### Data supplied:
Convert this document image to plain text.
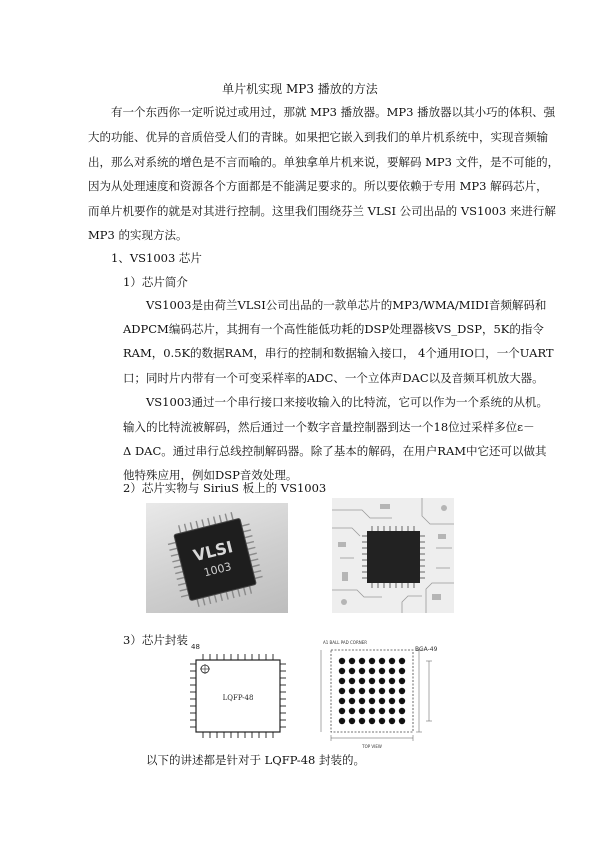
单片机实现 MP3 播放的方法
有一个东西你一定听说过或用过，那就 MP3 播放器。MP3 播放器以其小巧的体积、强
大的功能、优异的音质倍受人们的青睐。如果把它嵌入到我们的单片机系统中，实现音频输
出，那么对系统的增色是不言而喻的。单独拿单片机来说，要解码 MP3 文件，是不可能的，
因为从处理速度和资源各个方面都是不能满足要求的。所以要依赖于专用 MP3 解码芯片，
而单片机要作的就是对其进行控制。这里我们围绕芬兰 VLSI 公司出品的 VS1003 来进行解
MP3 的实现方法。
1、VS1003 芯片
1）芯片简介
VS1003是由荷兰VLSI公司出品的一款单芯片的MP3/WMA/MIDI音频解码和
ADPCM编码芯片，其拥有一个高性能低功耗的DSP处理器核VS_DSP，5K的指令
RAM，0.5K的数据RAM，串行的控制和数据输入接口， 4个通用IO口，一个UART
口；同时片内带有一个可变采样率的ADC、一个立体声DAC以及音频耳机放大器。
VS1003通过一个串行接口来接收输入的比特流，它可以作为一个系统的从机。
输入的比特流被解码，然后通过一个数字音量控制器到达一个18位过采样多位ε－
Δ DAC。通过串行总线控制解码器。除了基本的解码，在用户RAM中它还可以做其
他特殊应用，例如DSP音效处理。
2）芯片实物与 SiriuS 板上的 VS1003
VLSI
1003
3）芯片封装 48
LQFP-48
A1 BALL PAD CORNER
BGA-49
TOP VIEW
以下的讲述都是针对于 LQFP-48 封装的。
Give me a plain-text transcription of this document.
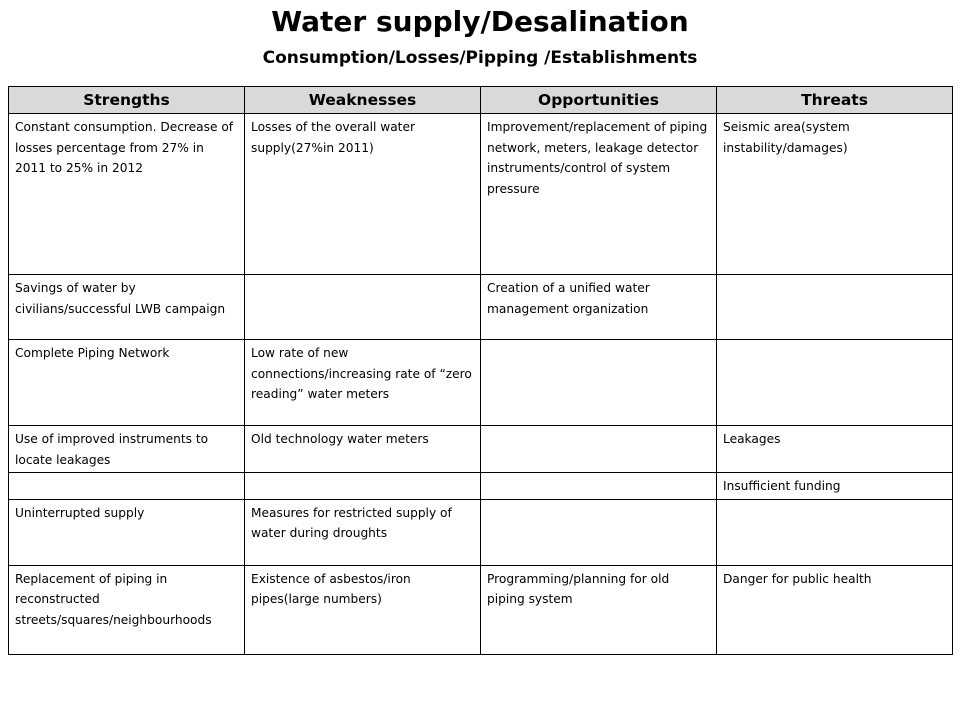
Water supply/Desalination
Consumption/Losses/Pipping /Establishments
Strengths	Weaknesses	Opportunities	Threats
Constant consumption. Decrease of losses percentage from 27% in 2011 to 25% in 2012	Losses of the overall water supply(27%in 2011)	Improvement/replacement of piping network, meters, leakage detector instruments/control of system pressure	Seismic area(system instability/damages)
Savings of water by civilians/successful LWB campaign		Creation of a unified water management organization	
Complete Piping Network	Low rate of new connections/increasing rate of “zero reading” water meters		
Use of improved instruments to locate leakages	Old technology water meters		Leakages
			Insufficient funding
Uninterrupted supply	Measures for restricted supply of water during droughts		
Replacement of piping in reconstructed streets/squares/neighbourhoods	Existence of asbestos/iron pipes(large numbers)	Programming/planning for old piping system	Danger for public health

---

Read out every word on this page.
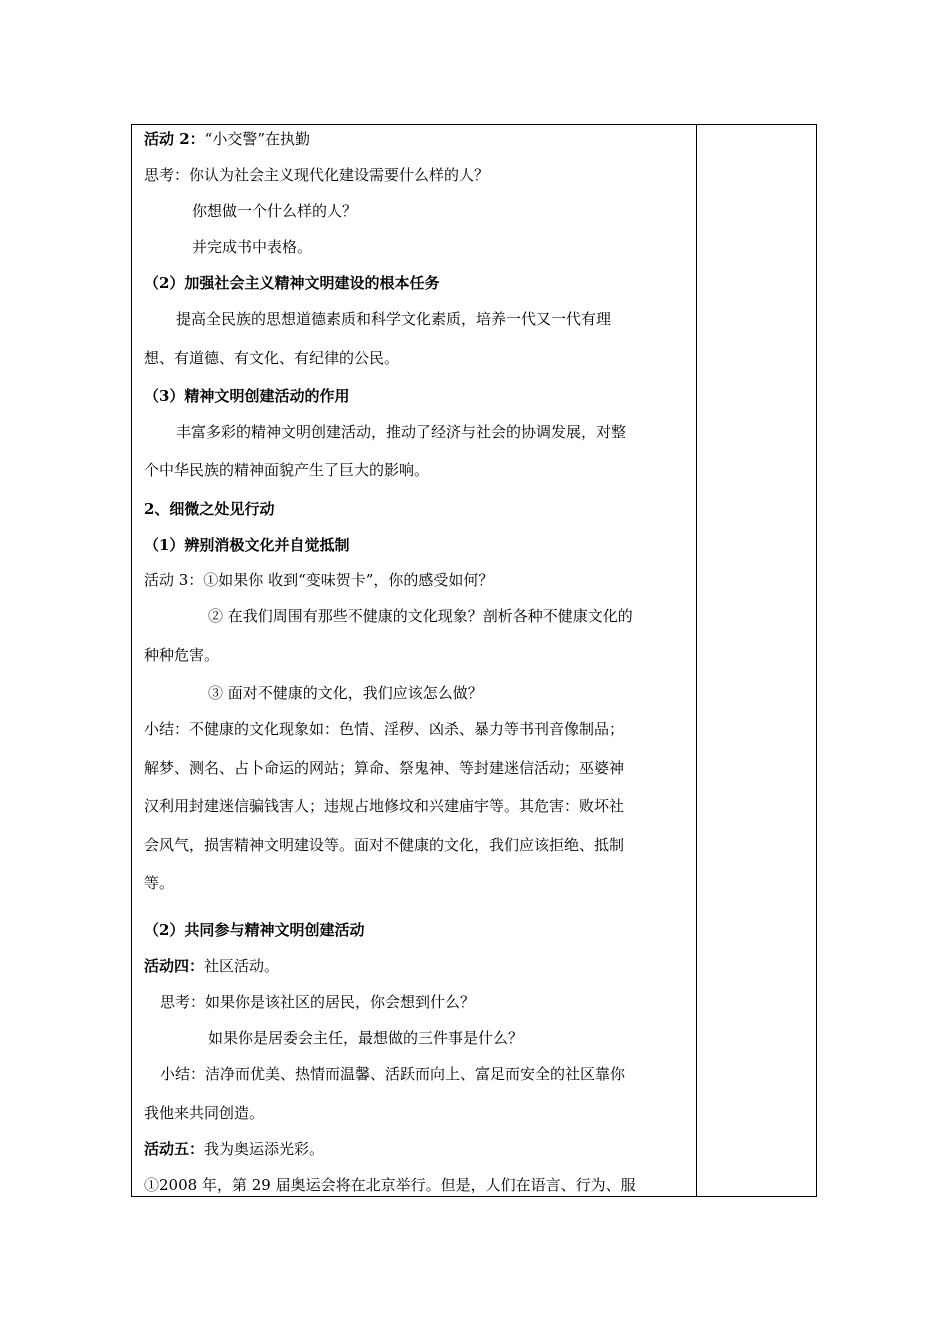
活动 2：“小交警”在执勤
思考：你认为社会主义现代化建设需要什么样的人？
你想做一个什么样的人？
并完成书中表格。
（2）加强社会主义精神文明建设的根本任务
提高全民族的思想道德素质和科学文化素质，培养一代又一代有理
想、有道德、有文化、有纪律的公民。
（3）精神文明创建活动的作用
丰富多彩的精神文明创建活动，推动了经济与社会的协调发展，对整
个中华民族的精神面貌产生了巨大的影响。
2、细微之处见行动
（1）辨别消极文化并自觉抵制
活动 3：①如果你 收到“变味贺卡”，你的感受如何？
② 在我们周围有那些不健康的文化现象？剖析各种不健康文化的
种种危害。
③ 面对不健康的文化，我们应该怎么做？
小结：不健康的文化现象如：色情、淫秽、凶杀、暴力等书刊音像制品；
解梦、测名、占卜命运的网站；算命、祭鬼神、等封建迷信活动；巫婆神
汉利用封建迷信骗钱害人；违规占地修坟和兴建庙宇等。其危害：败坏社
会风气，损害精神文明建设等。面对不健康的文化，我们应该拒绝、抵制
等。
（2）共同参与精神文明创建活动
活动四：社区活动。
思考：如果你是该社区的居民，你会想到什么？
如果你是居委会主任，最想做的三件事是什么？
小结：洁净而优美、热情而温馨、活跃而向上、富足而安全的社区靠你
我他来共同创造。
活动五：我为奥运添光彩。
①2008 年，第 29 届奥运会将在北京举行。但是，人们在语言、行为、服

### Exercise:
Give only the number of lines in the entries that contain "plain".

### Output:
2